Data supplied =
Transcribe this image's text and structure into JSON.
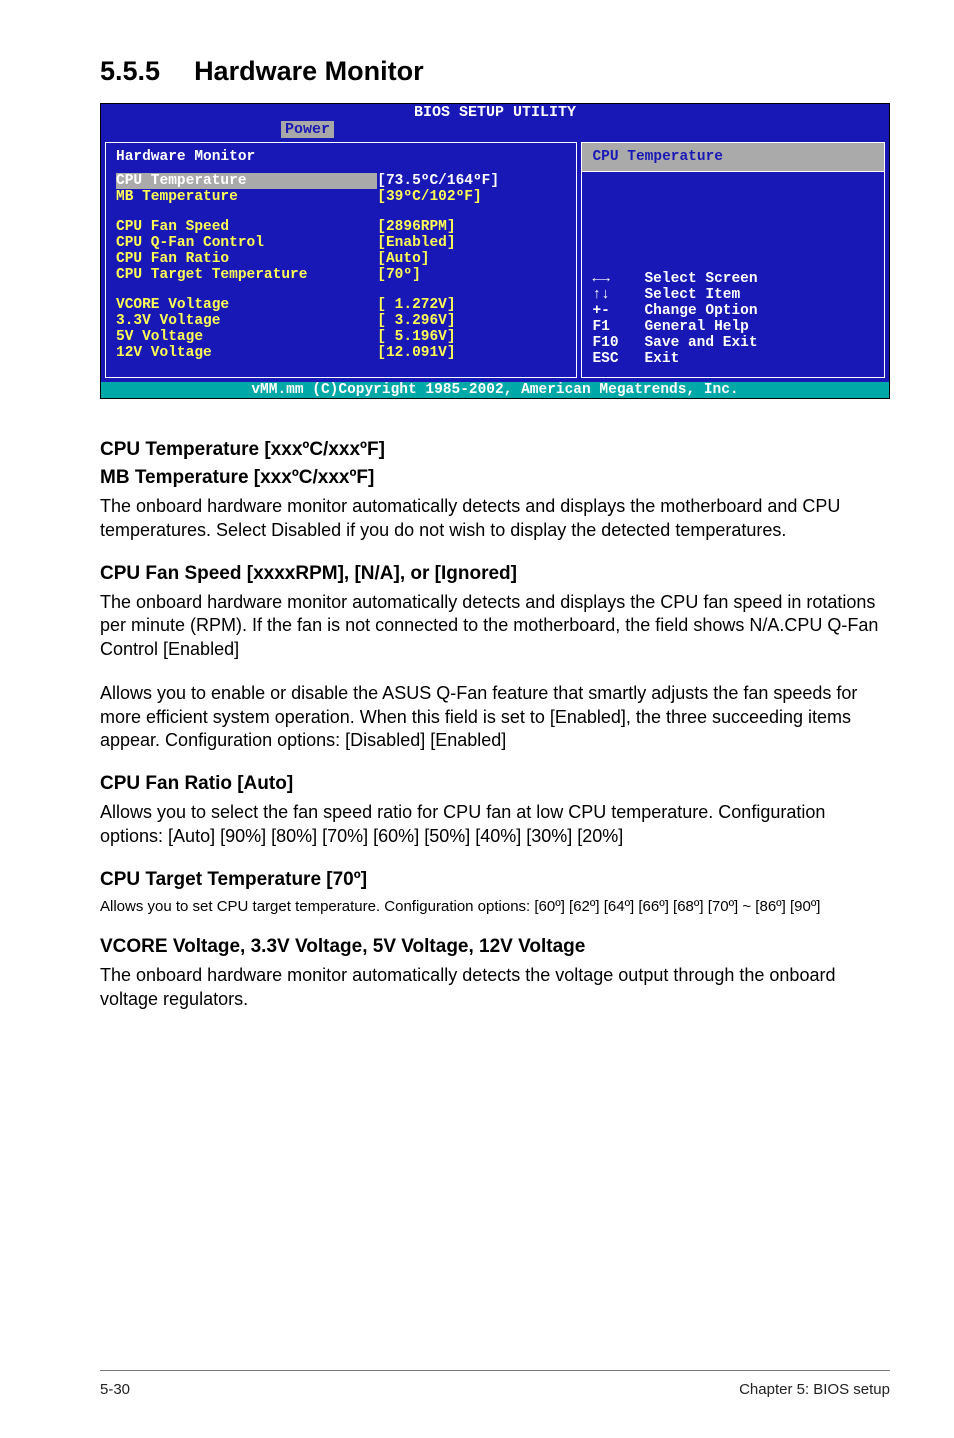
{
  "heading": {
    "number": "5.5.5",
    "title": "Hardware Monitor"
  },
  "bios": {
    "topTitle": "BIOS SETUP UTILITY",
    "tab": "Power",
    "leftTitle": "Hardware Monitor",
    "groups": [
      [
        {
          "label": "CPU Temperature",
          "value": "[73.5ºC/164ºF]",
          "sel": true
        },
        {
          "label": "MB Temperature",
          "value": "[39ºC/102ºF]"
        }
      ],
      [
        {
          "label": "CPU Fan Speed",
          "value": "[2896RPM]"
        },
        {
          "label": "CPU Q-Fan Control",
          "value": "[Enabled]"
        },
        {
          "label": "CPU Fan Ratio",
          "value": "[Auto]"
        },
        {
          "label": "CPU Target Temperature",
          "value": "[70º]"
        }
      ],
      [
        {
          "label": "VCORE Voltage",
          "value": "[ 1.272V]"
        },
        {
          "label": "3.3V Voltage",
          "value": "[ 3.296V]"
        },
        {
          "label": "5V Voltage",
          "value": "[ 5.196V]"
        },
        {
          "label": "12V Voltage",
          "value": "[12.091V]"
        }
      ]
    ],
    "helpTitle": "CPU Temperature",
    "nav": [
      {
        "key": "←→",
        "desc": "Select Screen"
      },
      {
        "key": "↑↓",
        "desc": "Select Item"
      },
      {
        "key": "+-",
        "desc": "Change Option"
      },
      {
        "key": "F1",
        "desc": "General Help"
      },
      {
        "key": "F10",
        "desc": "Save and Exit"
      },
      {
        "key": "ESC",
        "desc": "Exit"
      }
    ],
    "footer": "vMM.mm (C)Copyright 1985-2002, American Megatrends, Inc."
  },
  "sections": [
    {
      "heads": [
        "CPU Temperature [xxxºC/xxxºF]",
        "MB Temperature [xxxºC/xxxºF]"
      ],
      "paras": [
        "The onboard hardware monitor automatically detects and displays the motherboard and CPU temperatures. Select Disabled if you do not wish to display the detected temperatures."
      ]
    },
    {
      "heads": [
        "CPU Fan Speed [xxxxRPM], [N/A], or [Ignored]"
      ],
      "paras": [
        "The onboard hardware monitor automatically detects and displays the CPU fan speed in rotations per minute (RPM). If the fan is not connected to the motherboard, the field shows N/A.CPU Q-Fan Control [Enabled]",
        "Allows you to enable or disable the ASUS Q-Fan feature that smartly adjusts the fan speeds for more efficient system operation. When this field is set to [Enabled], the three succeeding items appear. Configuration options: [Disabled] [Enabled]"
      ]
    },
    {
      "heads": [
        "CPU Fan Ratio [Auto]"
      ],
      "paras": [
        "Allows you to select the fan speed ratio for CPU fan at low CPU temperature. Configuration options: [Auto] [90%] [80%] [70%] [60%] [50%] [40%] [30%] [20%]"
      ]
    },
    {
      "heads": [
        "CPU Target Temperature [70º]"
      ],
      "paras": [
        "Allows you to set CPU target temperature. Configuration options: [60º] [62º] [64º] [66º] [68º] [70º] ~ [86º] [90º]"
      ],
      "smaller": true
    },
    {
      "heads": [
        "VCORE Voltage, 3.3V Voltage, 5V Voltage, 12V Voltage"
      ],
      "paras": [
        "The onboard hardware monitor automatically detects the voltage output through the onboard voltage regulators."
      ]
    }
  ],
  "footer": {
    "left": "5-30",
    "right": "Chapter 5: BIOS setup"
  }
}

Objective = Go through the entries and return each line where the word "this" appears.

Answer below =
Transcribe this image's text and structure into JSON.
        "Allows you to enable or disable the ASUS Q-Fan feature that smartly adjusts the fan speeds for more efficient system operation. When this field is set to [Enabled], the three succeeding items appear. Configuration options: [Disabled] [Enabled]"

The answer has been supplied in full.